[BEGIN Provided information]

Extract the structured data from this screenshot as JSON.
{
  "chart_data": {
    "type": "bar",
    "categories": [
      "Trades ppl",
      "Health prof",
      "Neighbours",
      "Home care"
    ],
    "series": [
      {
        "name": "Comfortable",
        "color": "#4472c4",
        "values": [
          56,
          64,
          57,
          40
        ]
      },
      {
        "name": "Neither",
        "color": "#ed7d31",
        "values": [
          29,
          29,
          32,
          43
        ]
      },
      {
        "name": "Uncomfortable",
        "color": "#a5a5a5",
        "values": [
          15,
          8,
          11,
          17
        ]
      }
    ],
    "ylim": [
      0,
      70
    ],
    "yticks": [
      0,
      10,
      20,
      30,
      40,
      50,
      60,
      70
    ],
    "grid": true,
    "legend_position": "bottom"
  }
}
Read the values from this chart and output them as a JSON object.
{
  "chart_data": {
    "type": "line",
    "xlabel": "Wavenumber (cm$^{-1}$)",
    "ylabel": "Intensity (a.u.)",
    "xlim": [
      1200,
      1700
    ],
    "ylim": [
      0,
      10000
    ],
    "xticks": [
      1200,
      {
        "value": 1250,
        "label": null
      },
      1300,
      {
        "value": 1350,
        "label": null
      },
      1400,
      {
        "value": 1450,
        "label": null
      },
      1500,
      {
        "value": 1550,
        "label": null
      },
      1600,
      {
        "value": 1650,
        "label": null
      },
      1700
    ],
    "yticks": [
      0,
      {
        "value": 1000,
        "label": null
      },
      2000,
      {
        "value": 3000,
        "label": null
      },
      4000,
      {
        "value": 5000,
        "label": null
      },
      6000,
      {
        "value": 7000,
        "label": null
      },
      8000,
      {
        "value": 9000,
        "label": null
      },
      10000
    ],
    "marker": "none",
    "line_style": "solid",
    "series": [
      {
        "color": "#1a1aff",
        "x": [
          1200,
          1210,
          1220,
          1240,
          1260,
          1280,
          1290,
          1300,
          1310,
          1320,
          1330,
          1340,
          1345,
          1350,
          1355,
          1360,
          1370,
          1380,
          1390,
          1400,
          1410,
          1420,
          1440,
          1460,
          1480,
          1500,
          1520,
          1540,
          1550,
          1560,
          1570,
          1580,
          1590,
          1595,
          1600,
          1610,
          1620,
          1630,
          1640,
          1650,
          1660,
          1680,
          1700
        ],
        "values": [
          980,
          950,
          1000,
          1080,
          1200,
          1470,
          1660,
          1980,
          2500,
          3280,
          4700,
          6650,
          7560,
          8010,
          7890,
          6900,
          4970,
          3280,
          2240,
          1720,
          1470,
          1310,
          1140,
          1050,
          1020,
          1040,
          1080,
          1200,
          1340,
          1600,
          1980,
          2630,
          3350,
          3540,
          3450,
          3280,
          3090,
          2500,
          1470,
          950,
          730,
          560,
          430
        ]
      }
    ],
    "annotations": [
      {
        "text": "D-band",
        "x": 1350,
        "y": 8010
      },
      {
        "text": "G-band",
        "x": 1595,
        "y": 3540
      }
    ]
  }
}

[END Provided information]
[BEGIN Provided information]

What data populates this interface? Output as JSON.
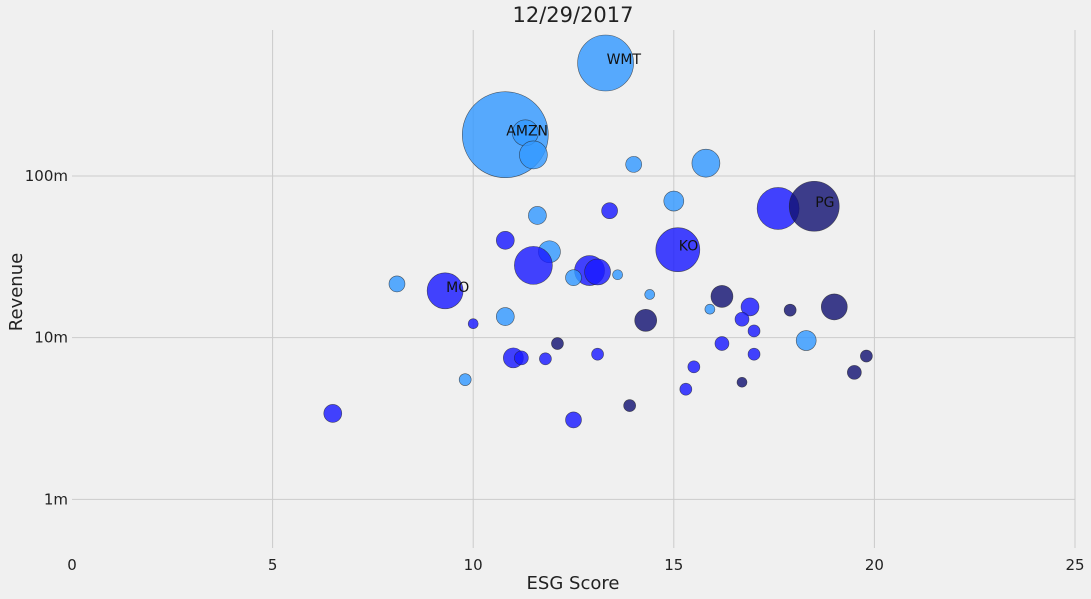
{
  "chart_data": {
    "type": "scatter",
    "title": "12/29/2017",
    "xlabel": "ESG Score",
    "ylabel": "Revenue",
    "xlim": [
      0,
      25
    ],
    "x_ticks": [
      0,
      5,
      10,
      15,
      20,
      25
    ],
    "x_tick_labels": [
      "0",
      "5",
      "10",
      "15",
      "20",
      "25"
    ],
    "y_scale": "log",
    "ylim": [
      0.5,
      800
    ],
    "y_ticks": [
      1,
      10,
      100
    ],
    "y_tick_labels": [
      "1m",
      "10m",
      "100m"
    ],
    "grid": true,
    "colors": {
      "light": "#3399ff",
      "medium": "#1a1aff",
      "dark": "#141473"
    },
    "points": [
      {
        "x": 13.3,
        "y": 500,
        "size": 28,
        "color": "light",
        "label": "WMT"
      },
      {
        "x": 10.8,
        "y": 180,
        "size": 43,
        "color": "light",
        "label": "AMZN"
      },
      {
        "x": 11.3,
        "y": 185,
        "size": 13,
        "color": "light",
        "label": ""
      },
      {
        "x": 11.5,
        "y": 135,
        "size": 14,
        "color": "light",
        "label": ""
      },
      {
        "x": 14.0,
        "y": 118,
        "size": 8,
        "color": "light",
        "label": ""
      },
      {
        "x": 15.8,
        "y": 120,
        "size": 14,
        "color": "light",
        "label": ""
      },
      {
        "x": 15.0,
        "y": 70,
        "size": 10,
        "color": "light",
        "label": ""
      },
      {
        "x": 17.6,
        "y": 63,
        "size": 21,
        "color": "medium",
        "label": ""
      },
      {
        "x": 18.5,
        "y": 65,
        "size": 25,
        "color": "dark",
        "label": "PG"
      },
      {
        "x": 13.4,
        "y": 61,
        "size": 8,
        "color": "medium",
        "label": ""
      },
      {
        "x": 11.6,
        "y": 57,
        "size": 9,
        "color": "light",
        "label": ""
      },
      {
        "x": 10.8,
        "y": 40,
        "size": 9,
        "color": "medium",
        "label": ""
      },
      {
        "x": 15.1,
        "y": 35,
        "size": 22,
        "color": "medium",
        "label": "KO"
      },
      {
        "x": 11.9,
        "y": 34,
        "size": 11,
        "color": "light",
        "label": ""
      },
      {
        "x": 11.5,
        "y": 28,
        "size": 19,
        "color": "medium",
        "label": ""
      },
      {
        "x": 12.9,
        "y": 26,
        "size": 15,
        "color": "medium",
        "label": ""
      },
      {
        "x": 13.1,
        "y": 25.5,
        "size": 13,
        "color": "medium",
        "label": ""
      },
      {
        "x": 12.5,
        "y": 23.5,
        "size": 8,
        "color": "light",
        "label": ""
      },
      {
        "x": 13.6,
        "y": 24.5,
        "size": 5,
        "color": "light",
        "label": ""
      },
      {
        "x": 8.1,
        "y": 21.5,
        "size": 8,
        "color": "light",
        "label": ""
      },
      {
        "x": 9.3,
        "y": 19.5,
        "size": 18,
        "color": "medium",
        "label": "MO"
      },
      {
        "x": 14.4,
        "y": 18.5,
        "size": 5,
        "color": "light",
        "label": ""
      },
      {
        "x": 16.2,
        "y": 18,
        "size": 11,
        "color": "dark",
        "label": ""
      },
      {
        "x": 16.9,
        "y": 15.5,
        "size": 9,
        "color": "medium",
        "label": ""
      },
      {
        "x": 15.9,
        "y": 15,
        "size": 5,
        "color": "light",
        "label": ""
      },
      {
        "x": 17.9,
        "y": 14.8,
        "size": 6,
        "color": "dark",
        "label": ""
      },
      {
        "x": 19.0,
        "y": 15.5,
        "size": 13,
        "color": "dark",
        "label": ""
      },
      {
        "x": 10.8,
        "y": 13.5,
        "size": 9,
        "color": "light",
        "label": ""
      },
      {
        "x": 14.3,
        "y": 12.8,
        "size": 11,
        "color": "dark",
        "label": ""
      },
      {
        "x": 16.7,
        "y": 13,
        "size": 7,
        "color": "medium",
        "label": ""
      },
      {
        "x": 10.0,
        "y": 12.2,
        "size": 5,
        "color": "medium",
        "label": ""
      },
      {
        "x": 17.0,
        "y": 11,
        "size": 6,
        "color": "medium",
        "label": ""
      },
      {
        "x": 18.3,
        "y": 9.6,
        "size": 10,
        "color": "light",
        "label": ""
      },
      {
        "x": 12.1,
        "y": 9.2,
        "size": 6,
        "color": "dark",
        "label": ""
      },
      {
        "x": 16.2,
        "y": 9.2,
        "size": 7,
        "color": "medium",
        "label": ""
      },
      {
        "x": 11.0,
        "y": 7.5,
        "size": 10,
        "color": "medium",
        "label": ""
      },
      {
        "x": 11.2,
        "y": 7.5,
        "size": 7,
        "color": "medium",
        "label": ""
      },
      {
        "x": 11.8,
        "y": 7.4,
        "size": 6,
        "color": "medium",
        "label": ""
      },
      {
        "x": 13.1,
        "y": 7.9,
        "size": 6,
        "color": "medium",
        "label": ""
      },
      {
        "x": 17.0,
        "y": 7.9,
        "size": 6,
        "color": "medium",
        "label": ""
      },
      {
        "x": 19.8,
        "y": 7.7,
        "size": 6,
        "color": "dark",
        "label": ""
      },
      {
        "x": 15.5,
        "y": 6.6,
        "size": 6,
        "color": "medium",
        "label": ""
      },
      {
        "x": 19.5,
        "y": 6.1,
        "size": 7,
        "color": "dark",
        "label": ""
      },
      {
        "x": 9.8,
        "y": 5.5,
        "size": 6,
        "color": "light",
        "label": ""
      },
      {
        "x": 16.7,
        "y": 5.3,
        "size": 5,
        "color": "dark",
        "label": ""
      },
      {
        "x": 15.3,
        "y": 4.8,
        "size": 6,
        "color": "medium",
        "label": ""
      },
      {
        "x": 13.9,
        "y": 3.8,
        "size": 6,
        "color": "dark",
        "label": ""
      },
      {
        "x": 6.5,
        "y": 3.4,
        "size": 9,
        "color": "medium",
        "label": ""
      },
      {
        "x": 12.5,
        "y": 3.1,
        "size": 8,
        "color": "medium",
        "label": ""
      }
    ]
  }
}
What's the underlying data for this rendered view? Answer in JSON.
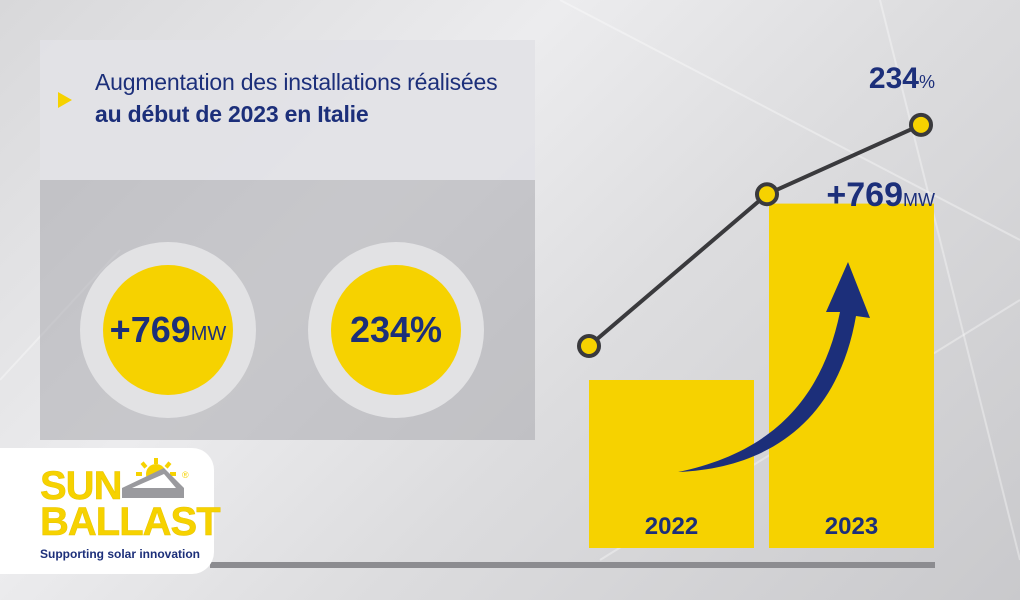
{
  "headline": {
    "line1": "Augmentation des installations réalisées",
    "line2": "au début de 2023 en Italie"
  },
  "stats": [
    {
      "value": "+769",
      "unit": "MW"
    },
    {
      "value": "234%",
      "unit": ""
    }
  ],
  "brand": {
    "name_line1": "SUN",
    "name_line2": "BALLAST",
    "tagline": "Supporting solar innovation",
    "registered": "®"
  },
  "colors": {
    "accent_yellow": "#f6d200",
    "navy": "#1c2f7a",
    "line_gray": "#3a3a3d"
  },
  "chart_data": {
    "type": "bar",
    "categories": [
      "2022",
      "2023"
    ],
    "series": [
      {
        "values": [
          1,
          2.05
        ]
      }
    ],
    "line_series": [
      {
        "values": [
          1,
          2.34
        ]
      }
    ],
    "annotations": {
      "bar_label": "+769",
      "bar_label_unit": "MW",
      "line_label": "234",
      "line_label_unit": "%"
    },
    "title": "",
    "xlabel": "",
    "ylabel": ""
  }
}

[END Provided information]
[BEGIN Provided information]

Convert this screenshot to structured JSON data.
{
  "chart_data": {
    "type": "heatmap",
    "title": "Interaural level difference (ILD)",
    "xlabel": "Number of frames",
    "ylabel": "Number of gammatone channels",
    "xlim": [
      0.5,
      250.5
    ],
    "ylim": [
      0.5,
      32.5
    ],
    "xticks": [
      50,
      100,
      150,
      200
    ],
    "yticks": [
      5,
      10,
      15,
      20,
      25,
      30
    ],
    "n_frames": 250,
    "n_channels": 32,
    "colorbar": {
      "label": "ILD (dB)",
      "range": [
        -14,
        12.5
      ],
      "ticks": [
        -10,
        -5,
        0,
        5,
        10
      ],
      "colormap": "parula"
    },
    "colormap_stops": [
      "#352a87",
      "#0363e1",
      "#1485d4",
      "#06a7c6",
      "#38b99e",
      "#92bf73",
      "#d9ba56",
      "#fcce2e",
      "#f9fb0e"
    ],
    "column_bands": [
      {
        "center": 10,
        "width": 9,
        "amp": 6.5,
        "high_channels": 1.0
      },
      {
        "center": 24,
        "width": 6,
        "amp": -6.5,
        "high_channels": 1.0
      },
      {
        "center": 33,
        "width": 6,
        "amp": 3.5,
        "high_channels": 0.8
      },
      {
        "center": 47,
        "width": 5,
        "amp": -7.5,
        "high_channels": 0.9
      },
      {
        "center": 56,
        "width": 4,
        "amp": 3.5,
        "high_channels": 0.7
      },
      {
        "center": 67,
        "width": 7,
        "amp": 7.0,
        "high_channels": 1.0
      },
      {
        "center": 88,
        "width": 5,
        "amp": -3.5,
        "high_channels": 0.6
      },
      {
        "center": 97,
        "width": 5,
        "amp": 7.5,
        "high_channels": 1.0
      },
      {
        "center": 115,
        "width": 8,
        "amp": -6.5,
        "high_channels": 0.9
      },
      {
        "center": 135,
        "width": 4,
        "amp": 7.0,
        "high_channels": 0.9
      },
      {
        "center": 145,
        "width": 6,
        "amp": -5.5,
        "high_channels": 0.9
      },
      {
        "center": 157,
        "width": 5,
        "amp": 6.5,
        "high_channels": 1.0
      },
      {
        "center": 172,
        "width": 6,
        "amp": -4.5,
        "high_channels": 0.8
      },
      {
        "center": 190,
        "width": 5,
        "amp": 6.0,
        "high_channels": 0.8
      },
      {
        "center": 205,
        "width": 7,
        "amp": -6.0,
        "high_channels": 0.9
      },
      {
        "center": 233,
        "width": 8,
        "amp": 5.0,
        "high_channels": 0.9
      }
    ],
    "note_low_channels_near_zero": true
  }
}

[END Provided information]

Goal of the exercise
For each line of the listing that holds the word "JSON", show that line.

Exercise solution
Extract the structured data from this screenshot as JSON.
Read the values from this chart and output them as a JSON object.
What data populates this interface? Output as JSON.
What's the underlying data for this rendered view? Answer in JSON.
Convert this screenshot to structured JSON data.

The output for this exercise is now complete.